What you are asked to do: Please give the listing again, word for word, with nothing left out.

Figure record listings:
** Start **

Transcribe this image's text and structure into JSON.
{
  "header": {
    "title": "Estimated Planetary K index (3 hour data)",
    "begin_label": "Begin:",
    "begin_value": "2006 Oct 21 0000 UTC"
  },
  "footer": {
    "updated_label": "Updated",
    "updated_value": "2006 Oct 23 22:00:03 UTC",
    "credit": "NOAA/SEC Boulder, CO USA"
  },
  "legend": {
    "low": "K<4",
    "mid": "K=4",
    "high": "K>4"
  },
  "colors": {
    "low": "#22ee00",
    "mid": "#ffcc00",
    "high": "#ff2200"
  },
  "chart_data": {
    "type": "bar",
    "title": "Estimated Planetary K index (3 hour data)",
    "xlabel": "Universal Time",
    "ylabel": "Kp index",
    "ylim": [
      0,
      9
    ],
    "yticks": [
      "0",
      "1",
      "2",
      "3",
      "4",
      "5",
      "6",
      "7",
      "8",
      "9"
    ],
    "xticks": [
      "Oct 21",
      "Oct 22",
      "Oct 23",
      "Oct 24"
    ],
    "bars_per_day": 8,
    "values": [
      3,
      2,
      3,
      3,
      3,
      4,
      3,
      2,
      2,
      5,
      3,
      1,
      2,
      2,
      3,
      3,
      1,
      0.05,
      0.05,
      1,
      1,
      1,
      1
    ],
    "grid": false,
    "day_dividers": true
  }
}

** End **

Exercise result:
Transcribe this image's text and structure into JSON.
{
  "header": {
    "title": "Estimated Planetary K index (3 hour data)",
    "begin_label": "Begin:",
    "begin_value": "2006 Oct 21 0000 UTC"
  },
  "footer": {
    "updated_label": "Updated",
    "updated_value": "2006 Oct 23 22:00:03 UTC",
    "credit": "NOAA/SEC Boulder, CO USA"
  },
  "legend": {
    "low": "K<4",
    "mid": "K=4",
    "high": "K>4"
  },
  "colors": {
    "low": "#22ee00",
    "mid": "#ffcc00",
    "high": "#ff2200"
  },
  "chart_data": {
    "type": "bar",
    "title": "Estimated Planetary K index (3 hour data)",
    "xlabel": "Universal Time",
    "ylabel": "Kp index",
    "ylim": [
      0,
      9
    ],
    "yticks": [
      "0",
      "1",
      "2",
      "3",
      "4",
      "5",
      "6",
      "7",
      "8",
      "9"
    ],
    "xticks": [
      "Oct 21",
      "Oct 22",
      "Oct 23",
      "Oct 24"
    ],
    "bars_per_day": 8,
    "values": [
      3,
      2,
      3,
      3,
      3,
      4,
      3,
      2,
      2,
      5,
      3,
      1,
      2,
      2,
      3,
      3,
      1,
      0.05,
      0.05,
      1,
      1,
      1,
      1
    ],
    "grid": false,
    "day_dividers": true
  }
}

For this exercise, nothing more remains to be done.